WHAT IS NEEDED> Without the images, write out all of the following entries exactly.

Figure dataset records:
'''

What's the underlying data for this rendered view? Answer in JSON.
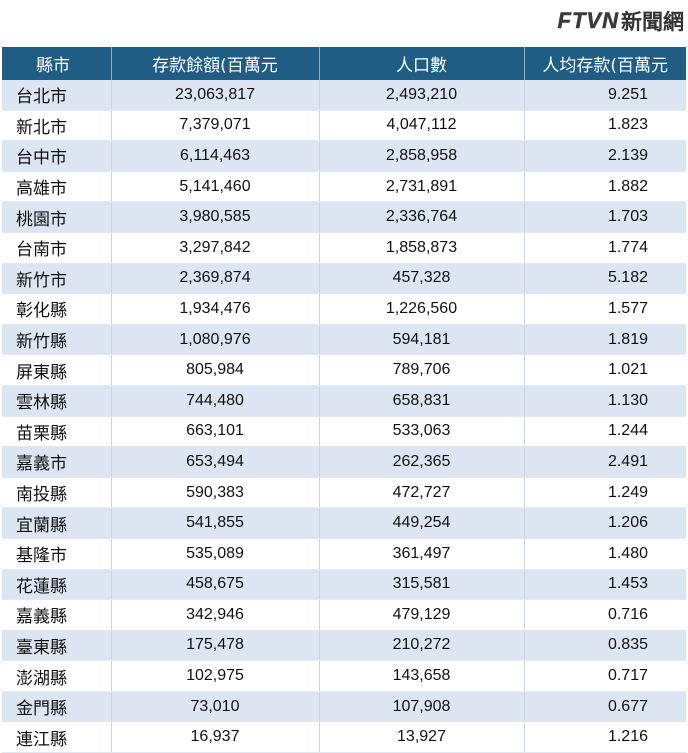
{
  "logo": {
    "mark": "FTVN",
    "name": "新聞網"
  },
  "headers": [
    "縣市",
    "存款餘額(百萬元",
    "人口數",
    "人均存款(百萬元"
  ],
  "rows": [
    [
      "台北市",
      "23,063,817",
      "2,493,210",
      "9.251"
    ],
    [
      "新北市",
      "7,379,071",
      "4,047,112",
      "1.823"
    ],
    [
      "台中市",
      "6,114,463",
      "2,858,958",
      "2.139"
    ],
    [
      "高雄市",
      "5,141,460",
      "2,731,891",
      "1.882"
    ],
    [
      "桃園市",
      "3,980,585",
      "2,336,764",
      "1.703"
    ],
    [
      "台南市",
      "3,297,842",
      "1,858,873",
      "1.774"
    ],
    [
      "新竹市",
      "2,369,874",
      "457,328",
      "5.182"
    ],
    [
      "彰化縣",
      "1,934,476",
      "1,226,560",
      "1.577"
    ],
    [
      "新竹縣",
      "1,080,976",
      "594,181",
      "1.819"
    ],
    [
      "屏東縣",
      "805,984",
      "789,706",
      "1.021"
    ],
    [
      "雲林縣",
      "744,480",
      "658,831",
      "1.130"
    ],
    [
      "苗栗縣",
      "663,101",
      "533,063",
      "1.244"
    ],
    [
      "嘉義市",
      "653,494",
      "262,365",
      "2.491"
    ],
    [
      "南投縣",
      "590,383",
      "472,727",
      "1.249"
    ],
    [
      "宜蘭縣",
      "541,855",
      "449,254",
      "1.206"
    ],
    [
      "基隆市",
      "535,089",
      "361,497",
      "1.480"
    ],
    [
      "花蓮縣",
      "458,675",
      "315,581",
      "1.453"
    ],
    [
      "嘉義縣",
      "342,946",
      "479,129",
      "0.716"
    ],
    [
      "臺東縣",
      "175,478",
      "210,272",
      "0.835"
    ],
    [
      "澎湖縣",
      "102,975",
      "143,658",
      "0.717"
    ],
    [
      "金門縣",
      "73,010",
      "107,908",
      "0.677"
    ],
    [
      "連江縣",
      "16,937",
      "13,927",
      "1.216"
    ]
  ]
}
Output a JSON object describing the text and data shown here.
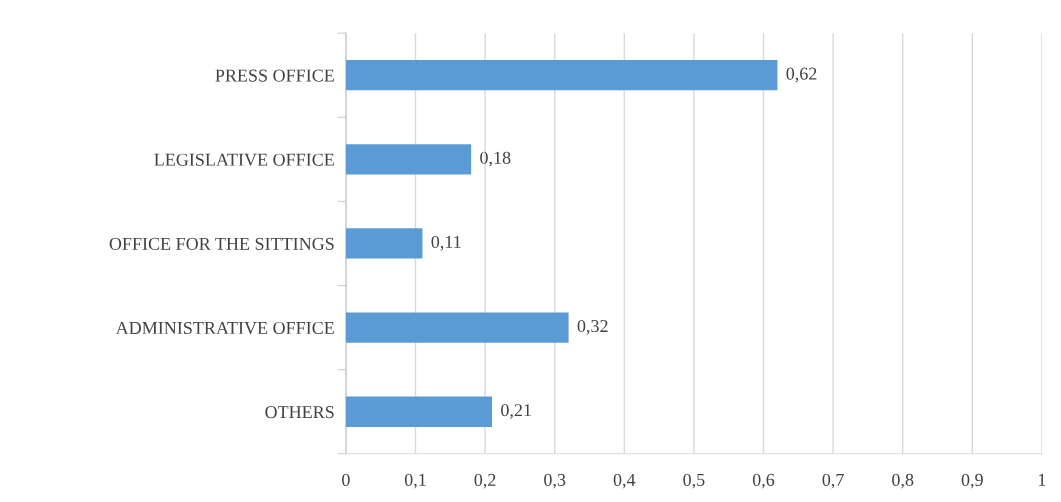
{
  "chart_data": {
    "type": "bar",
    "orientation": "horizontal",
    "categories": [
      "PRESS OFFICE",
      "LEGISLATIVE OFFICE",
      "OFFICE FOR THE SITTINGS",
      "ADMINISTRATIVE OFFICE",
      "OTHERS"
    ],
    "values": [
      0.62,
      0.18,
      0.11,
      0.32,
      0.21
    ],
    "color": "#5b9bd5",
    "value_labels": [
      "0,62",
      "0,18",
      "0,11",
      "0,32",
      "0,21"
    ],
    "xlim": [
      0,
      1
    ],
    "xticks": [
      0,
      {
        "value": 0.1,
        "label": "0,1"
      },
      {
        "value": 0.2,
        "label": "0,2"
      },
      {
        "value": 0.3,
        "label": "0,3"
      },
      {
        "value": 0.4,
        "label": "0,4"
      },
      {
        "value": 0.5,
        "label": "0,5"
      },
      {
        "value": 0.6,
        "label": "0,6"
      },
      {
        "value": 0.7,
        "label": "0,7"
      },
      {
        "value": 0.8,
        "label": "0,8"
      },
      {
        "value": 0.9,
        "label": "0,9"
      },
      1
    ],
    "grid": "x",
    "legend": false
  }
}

'''

ANSWER BELOW>
What's the underlying data for this rendered view? Answer in JSON.
{
  "logo": {
    "mark": "FTVN",
    "name": "新聞網"
  },
  "headers": [
    "縣市",
    "存款餘額(百萬元",
    "人口數",
    "人均存款(百萬元"
  ],
  "rows": [
    [
      "台北市",
      "23,063,817",
      "2,493,210",
      "9.251"
    ],
    [
      "新北市",
      "7,379,071",
      "4,047,112",
      "1.823"
    ],
    [
      "台中市",
      "6,114,463",
      "2,858,958",
      "2.139"
    ],
    [
      "高雄市",
      "5,141,460",
      "2,731,891",
      "1.882"
    ],
    [
      "桃園市",
      "3,980,585",
      "2,336,764",
      "1.703"
    ],
    [
      "台南市",
      "3,297,842",
      "1,858,873",
      "1.774"
    ],
    [
      "新竹市",
      "2,369,874",
      "457,328",
      "5.182"
    ],
    [
      "彰化縣",
      "1,934,476",
      "1,226,560",
      "1.577"
    ],
    [
      "新竹縣",
      "1,080,976",
      "594,181",
      "1.819"
    ],
    [
      "屏東縣",
      "805,984",
      "789,706",
      "1.021"
    ],
    [
      "雲林縣",
      "744,480",
      "658,831",
      "1.130"
    ],
    [
      "苗栗縣",
      "663,101",
      "533,063",
      "1.244"
    ],
    [
      "嘉義市",
      "653,494",
      "262,365",
      "2.491"
    ],
    [
      "南投縣",
      "590,383",
      "472,727",
      "1.249"
    ],
    [
      "宜蘭縣",
      "541,855",
      "449,254",
      "1.206"
    ],
    [
      "基隆市",
      "535,089",
      "361,497",
      "1.480"
    ],
    [
      "花蓮縣",
      "458,675",
      "315,581",
      "1.453"
    ],
    [
      "嘉義縣",
      "342,946",
      "479,129",
      "0.716"
    ],
    [
      "臺東縣",
      "175,478",
      "210,272",
      "0.835"
    ],
    [
      "澎湖縣",
      "102,975",
      "143,658",
      "0.717"
    ],
    [
      "金門縣",
      "73,010",
      "107,908",
      "0.677"
    ],
    [
      "連江縣",
      "16,937",
      "13,927",
      "1.216"
    ]
  ]
}
Output a JSON object describing the text and data shown here.
{
  "chart_data": {
    "type": "bar",
    "orientation": "horizontal",
    "categories": [
      "PRESS OFFICE",
      "LEGISLATIVE OFFICE",
      "OFFICE FOR THE SITTINGS",
      "ADMINISTRATIVE OFFICE",
      "OTHERS"
    ],
    "values": [
      0.62,
      0.18,
      0.11,
      0.32,
      0.21
    ],
    "color": "#5b9bd5",
    "value_labels": [
      "0,62",
      "0,18",
      "0,11",
      "0,32",
      "0,21"
    ],
    "xlim": [
      0,
      1
    ],
    "xticks": [
      0,
      {
        "value": 0.1,
        "label": "0,1"
      },
      {
        "value": 0.2,
        "label": "0,2"
      },
      {
        "value": 0.3,
        "label": "0,3"
      },
      {
        "value": 0.4,
        "label": "0,4"
      },
      {
        "value": 0.5,
        "label": "0,5"
      },
      {
        "value": 0.6,
        "label": "0,6"
      },
      {
        "value": 0.7,
        "label": "0,7"
      },
      {
        "value": 0.8,
        "label": "0,8"
      },
      {
        "value": 0.9,
        "label": "0,9"
      },
      1
    ],
    "grid": "x",
    "legend": false
  }
}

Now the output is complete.